WORK REQUIRED -> From the entries below, copy every line holding the word "title".

━━━

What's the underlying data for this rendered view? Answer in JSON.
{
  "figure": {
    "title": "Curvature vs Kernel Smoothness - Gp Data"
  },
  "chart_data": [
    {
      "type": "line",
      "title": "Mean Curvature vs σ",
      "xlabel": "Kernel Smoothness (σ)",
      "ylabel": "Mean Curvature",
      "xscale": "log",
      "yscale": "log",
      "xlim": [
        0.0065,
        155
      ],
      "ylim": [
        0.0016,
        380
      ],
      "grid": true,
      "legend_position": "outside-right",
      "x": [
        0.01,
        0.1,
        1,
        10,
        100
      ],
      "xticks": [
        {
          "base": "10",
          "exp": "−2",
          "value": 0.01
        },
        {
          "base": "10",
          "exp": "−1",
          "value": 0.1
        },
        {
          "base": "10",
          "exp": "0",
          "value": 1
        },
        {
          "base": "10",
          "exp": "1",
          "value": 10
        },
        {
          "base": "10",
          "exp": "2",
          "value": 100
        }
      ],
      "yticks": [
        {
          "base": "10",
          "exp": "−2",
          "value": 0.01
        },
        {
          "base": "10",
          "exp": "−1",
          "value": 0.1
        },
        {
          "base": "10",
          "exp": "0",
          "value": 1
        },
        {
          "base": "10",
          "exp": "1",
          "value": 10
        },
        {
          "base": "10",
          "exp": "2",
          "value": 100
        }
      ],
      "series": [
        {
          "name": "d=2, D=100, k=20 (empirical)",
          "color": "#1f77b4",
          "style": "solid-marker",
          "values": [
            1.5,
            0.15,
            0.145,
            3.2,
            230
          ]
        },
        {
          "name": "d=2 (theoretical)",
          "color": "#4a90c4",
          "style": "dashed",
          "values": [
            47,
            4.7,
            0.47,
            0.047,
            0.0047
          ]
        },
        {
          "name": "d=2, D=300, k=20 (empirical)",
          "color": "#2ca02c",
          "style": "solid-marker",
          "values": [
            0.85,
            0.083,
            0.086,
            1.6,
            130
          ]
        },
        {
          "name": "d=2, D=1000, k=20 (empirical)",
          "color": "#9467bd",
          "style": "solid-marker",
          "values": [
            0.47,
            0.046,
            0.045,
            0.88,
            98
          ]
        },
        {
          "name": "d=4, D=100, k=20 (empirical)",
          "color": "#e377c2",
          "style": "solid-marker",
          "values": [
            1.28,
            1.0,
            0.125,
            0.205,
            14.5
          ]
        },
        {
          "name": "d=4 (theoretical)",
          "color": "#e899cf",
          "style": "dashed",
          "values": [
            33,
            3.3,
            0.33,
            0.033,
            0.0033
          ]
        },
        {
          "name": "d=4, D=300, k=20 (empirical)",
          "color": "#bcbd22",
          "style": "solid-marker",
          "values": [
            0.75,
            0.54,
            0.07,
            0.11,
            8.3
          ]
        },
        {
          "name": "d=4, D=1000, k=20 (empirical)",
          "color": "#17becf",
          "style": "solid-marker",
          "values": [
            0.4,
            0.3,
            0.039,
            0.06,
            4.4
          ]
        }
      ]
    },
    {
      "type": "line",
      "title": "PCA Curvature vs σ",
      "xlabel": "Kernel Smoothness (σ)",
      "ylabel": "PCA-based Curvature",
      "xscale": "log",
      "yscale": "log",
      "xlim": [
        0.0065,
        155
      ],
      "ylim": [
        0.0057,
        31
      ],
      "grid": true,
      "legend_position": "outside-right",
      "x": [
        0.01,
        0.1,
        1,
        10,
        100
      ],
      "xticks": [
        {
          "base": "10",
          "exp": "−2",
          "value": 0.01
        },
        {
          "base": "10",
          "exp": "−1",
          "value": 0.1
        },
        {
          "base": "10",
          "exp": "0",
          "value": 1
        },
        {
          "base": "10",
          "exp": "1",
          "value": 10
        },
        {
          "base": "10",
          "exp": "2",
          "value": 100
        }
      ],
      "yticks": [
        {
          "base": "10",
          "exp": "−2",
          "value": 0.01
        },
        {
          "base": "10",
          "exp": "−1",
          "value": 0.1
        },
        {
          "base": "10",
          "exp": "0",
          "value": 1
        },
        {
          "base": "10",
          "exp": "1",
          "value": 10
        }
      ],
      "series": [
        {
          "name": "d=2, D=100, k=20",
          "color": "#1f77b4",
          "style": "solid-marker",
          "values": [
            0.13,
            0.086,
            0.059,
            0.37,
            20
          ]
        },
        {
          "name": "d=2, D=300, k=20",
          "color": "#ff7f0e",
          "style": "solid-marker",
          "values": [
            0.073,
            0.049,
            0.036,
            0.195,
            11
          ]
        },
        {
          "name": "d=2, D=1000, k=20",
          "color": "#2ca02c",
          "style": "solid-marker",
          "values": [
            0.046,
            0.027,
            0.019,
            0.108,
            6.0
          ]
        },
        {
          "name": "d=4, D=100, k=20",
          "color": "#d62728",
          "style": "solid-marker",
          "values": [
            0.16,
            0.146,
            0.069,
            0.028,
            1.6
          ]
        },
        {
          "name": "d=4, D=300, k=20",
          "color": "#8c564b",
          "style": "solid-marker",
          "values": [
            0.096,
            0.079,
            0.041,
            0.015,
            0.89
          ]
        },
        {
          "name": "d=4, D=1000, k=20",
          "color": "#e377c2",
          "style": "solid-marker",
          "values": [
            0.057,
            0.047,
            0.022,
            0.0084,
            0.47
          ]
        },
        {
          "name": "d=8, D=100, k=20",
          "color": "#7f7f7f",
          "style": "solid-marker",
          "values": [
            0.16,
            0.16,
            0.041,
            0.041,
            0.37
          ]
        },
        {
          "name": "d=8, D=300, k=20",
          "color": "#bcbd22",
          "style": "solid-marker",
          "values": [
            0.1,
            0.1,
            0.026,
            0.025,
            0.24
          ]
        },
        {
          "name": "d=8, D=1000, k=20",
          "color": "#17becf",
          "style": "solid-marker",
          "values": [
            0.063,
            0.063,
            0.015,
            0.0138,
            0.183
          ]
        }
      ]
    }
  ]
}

━━━

SOLVED PROBLEM ->
    "title": "Curvature vs Kernel Smoothness - Gp Data"
      "title": "Mean Curvature vs σ",
      "title": "PCA Curvature vs σ",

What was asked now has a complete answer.